Objective:
Extract every line that includes the string "Fcst".

Record excerpts:

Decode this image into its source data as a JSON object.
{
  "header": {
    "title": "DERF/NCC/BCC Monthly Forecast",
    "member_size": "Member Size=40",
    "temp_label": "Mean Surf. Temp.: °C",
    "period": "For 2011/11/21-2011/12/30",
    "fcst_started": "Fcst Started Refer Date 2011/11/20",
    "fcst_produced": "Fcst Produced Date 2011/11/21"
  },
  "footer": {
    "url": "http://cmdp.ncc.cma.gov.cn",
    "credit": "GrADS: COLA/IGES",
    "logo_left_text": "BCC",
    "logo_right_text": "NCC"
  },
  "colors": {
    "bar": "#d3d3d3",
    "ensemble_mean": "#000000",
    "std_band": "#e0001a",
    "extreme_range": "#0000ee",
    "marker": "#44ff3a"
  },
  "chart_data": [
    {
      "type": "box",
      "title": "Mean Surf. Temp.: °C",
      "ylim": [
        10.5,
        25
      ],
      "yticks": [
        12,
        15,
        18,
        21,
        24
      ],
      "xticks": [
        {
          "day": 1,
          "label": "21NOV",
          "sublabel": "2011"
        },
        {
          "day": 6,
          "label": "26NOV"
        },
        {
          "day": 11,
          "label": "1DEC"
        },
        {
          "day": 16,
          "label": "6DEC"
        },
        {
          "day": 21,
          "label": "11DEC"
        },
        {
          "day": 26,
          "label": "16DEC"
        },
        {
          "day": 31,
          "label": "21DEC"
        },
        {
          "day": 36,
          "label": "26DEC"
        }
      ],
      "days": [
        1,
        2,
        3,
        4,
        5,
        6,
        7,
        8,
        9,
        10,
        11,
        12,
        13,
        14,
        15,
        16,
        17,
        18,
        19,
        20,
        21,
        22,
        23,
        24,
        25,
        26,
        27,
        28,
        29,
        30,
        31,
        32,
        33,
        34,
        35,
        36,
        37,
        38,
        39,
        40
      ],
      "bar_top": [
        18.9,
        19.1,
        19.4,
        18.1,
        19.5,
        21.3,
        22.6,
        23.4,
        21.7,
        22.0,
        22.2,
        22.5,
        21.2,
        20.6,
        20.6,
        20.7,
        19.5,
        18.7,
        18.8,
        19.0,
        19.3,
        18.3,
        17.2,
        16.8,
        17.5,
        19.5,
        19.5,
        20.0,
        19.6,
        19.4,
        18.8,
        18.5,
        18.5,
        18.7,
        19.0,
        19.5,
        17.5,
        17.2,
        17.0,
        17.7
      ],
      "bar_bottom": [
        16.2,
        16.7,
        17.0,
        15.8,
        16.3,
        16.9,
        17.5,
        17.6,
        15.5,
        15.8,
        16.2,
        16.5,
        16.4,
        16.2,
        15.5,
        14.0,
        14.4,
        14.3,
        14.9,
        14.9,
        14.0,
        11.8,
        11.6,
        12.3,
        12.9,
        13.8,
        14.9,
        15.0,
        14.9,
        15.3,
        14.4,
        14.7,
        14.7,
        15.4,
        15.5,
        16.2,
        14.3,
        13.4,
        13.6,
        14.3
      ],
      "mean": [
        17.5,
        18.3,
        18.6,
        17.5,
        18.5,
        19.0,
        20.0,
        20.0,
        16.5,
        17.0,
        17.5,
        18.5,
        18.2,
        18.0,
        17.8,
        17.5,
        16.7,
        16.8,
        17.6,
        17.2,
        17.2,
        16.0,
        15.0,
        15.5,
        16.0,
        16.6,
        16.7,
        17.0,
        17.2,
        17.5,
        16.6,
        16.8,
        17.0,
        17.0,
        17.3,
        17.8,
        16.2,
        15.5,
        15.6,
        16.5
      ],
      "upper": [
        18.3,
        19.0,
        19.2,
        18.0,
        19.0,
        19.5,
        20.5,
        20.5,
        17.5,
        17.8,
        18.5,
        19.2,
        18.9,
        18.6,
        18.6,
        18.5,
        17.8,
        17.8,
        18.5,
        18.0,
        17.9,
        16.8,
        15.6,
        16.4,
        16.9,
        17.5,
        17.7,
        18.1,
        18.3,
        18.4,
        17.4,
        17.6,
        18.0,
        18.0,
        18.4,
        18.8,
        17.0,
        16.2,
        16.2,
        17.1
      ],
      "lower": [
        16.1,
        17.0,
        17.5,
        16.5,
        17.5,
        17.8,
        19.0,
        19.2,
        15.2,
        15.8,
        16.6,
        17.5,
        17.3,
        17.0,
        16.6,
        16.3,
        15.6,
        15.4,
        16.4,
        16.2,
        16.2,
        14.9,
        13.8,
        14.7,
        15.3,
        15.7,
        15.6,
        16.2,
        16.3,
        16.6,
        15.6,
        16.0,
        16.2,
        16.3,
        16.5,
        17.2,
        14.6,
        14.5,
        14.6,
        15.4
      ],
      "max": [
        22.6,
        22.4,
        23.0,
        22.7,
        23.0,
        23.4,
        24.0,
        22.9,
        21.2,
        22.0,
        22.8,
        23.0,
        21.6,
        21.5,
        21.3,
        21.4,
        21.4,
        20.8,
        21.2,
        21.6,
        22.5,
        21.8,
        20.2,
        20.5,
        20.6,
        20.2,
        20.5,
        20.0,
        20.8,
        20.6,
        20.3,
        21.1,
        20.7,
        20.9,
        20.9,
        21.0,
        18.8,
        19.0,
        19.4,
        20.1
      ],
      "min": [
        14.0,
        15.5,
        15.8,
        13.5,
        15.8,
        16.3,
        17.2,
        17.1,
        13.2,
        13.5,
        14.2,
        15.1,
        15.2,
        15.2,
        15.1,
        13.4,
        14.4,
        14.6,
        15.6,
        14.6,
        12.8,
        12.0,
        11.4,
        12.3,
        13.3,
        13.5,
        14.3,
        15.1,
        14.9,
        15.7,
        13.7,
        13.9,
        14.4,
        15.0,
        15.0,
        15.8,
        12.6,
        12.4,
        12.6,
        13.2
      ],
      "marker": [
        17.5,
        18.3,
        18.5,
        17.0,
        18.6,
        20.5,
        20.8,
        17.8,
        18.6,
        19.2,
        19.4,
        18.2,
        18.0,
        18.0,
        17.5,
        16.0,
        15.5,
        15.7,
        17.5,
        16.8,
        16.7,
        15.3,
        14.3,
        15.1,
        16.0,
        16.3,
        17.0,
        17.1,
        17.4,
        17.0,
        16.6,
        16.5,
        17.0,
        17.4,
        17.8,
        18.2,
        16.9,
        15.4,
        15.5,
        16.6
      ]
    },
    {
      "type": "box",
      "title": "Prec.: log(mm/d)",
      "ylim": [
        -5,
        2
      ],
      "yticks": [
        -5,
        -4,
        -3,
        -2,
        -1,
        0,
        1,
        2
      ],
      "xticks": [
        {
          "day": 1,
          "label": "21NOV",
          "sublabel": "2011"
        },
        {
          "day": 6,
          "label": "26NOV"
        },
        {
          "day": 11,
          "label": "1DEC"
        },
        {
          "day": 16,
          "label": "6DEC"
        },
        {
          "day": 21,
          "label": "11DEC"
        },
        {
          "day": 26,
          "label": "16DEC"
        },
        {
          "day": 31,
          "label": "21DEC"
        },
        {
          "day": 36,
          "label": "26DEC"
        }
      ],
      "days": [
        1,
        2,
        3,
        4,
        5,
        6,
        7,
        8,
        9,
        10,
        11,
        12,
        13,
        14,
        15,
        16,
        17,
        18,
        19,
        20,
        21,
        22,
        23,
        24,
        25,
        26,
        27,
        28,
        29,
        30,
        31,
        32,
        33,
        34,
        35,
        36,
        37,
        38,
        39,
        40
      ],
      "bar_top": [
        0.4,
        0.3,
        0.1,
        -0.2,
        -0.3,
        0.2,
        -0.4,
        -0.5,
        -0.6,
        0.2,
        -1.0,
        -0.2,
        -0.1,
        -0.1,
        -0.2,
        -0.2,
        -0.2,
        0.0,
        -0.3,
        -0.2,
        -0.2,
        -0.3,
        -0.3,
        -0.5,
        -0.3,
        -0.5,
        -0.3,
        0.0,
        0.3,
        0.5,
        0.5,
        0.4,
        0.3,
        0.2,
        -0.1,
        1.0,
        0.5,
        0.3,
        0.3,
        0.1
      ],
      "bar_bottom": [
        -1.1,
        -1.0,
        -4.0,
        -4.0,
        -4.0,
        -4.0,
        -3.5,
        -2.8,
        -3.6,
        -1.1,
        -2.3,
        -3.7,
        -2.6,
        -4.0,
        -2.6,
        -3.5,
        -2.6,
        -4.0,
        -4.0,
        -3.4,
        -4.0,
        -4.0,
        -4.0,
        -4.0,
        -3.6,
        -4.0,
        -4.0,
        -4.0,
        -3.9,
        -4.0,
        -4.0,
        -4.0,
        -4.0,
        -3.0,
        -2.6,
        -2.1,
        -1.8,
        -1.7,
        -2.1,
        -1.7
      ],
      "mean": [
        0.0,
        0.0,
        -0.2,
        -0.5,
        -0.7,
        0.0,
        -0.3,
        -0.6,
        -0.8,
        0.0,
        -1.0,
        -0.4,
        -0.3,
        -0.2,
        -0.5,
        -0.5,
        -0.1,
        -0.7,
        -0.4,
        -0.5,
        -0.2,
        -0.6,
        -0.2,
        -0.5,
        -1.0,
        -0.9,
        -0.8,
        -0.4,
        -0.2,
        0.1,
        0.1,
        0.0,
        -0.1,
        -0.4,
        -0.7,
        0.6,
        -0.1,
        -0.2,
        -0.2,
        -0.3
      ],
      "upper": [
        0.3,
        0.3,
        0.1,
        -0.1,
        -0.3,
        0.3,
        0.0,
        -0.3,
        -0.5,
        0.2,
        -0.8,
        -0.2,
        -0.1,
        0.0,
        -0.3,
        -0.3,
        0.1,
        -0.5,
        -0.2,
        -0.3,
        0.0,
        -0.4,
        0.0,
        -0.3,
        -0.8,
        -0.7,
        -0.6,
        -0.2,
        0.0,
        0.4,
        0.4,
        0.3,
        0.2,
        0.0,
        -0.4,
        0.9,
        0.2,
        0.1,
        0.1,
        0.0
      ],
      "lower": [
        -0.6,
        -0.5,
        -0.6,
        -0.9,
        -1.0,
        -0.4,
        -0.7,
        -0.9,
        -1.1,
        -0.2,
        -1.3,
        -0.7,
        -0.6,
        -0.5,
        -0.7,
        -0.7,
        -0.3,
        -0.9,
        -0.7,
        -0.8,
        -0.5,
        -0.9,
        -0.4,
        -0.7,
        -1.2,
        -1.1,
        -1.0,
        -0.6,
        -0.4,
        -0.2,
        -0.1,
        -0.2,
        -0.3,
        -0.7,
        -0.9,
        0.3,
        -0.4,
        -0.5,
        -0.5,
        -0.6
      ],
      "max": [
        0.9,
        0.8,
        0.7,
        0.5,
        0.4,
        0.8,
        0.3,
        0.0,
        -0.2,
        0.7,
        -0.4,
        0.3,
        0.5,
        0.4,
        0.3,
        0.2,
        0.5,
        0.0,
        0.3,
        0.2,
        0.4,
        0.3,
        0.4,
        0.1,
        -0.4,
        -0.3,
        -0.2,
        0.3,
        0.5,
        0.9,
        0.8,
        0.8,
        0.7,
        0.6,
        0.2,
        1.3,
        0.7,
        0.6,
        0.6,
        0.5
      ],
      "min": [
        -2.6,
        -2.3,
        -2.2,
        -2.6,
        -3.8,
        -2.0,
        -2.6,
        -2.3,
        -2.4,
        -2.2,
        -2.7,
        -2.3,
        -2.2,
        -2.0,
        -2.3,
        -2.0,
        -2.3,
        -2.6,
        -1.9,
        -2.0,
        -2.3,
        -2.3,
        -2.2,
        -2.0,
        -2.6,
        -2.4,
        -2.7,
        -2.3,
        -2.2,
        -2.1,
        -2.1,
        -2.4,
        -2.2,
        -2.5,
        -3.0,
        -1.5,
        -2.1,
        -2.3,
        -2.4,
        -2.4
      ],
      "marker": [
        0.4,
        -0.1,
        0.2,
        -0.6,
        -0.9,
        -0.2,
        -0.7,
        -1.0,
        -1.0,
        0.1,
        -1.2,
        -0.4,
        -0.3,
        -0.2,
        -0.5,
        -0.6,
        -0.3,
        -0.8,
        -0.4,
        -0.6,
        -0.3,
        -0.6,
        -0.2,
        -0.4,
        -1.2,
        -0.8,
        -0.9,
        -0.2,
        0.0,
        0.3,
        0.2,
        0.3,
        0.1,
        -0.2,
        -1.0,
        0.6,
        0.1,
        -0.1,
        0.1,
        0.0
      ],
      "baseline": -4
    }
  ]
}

Exercise output:
    "fcst_started": "Fcst Started Refer Date 2011/11/20",
    "fcst_produced": "Fcst Produced Date 2011/11/21"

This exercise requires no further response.